_Data for this task_
┄┄┄┄┄┄

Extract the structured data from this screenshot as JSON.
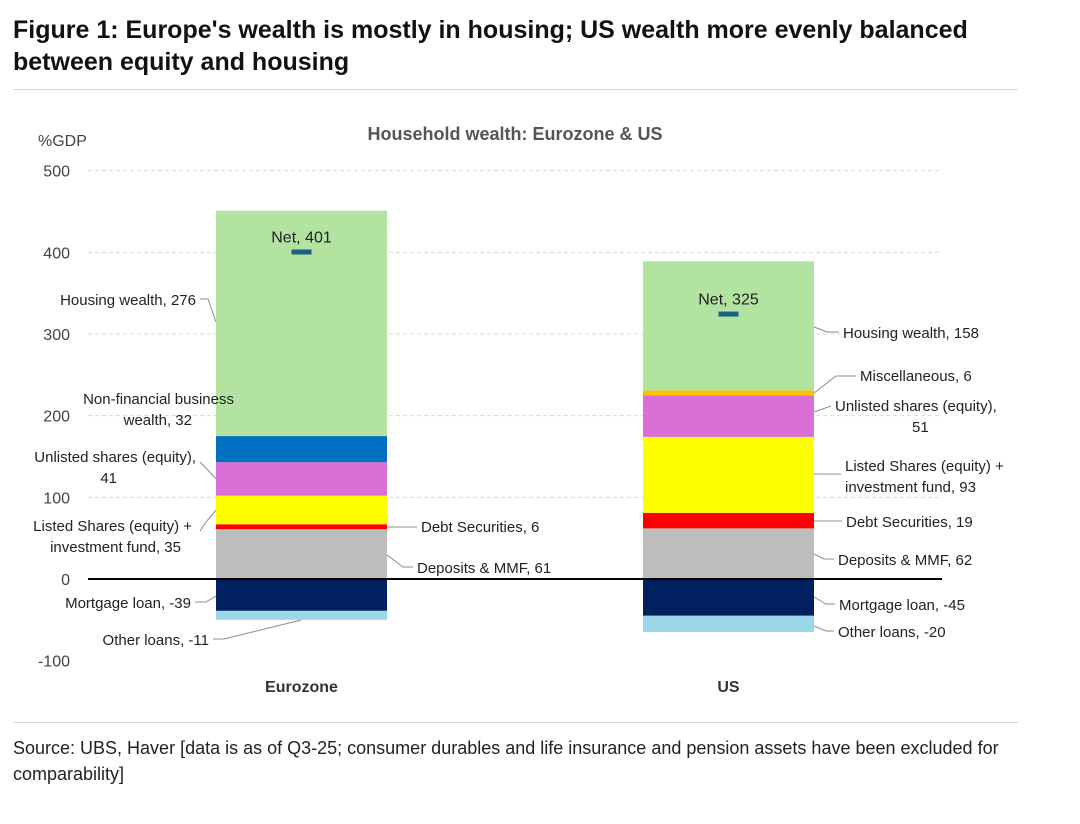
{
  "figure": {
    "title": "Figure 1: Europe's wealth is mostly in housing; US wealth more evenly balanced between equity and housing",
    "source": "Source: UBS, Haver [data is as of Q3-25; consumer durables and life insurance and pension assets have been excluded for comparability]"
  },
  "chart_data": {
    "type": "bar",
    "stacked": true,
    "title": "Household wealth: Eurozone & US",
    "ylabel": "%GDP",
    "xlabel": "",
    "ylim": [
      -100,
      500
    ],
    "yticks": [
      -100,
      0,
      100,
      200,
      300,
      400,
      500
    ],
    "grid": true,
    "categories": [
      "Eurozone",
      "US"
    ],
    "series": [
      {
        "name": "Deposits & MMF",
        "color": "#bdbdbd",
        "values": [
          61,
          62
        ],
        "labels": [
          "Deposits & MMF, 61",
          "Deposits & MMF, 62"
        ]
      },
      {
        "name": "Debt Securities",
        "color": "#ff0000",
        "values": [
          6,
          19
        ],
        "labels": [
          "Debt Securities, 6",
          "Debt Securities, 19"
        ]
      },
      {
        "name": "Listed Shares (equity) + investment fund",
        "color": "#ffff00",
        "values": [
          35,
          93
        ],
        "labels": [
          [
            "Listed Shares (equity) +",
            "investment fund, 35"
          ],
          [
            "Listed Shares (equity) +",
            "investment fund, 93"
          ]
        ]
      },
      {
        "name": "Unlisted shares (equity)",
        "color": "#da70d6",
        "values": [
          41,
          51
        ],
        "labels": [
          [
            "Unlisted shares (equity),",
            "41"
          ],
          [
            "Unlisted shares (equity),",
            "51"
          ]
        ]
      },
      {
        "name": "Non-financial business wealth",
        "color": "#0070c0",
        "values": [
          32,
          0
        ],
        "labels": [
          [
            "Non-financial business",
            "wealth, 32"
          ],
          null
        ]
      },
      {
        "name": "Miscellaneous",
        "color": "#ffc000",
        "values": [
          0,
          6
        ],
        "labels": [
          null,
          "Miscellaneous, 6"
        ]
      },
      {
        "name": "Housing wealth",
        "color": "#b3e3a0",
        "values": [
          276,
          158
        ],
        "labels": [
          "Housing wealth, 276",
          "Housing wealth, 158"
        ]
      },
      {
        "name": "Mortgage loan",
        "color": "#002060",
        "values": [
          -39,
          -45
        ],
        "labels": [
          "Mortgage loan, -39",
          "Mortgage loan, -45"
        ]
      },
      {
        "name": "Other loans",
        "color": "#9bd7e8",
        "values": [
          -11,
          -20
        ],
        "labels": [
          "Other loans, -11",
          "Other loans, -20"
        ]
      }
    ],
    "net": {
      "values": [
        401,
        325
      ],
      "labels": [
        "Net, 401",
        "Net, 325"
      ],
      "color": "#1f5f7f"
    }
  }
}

┄┄┄┄┄┄

_Task objective_
Set the entries down again exactly. Do not include the images.

_Result of this exercise_
Extract the structured data from this screenshot as JSON.
{
  "figure": {
    "title": "Figure 1: Europe's wealth is mostly in housing; US wealth more evenly balanced between equity and housing",
    "source": "Source: UBS, Haver [data is as of Q3-25; consumer durables and life insurance and pension assets have been excluded for comparability]"
  },
  "chart_data": {
    "type": "bar",
    "stacked": true,
    "title": "Household wealth: Eurozone & US",
    "ylabel": "%GDP",
    "xlabel": "",
    "ylim": [
      -100,
      500
    ],
    "yticks": [
      -100,
      0,
      100,
      200,
      300,
      400,
      500
    ],
    "grid": true,
    "categories": [
      "Eurozone",
      "US"
    ],
    "series": [
      {
        "name": "Deposits & MMF",
        "color": "#bdbdbd",
        "values": [
          61,
          62
        ],
        "labels": [
          "Deposits & MMF, 61",
          "Deposits & MMF, 62"
        ]
      },
      {
        "name": "Debt Securities",
        "color": "#ff0000",
        "values": [
          6,
          19
        ],
        "labels": [
          "Debt Securities, 6",
          "Debt Securities, 19"
        ]
      },
      {
        "name": "Listed Shares (equity) + investment fund",
        "color": "#ffff00",
        "values": [
          35,
          93
        ],
        "labels": [
          [
            "Listed Shares (equity) +",
            "investment fund, 35"
          ],
          [
            "Listed Shares (equity) +",
            "investment fund, 93"
          ]
        ]
      },
      {
        "name": "Unlisted shares (equity)",
        "color": "#da70d6",
        "values": [
          41,
          51
        ],
        "labels": [
          [
            "Unlisted shares (equity),",
            "41"
          ],
          [
            "Unlisted shares (equity),",
            "51"
          ]
        ]
      },
      {
        "name": "Non-financial business wealth",
        "color": "#0070c0",
        "values": [
          32,
          0
        ],
        "labels": [
          [
            "Non-financial business",
            "wealth, 32"
          ],
          null
        ]
      },
      {
        "name": "Miscellaneous",
        "color": "#ffc000",
        "values": [
          0,
          6
        ],
        "labels": [
          null,
          "Miscellaneous, 6"
        ]
      },
      {
        "name": "Housing wealth",
        "color": "#b3e3a0",
        "values": [
          276,
          158
        ],
        "labels": [
          "Housing wealth, 276",
          "Housing wealth, 158"
        ]
      },
      {
        "name": "Mortgage loan",
        "color": "#002060",
        "values": [
          -39,
          -45
        ],
        "labels": [
          "Mortgage loan, -39",
          "Mortgage loan, -45"
        ]
      },
      {
        "name": "Other loans",
        "color": "#9bd7e8",
        "values": [
          -11,
          -20
        ],
        "labels": [
          "Other loans, -11",
          "Other loans, -20"
        ]
      }
    ],
    "net": {
      "values": [
        401,
        325
      ],
      "labels": [
        "Net, 401",
        "Net, 325"
      ],
      "color": "#1f5f7f"
    }
  }
}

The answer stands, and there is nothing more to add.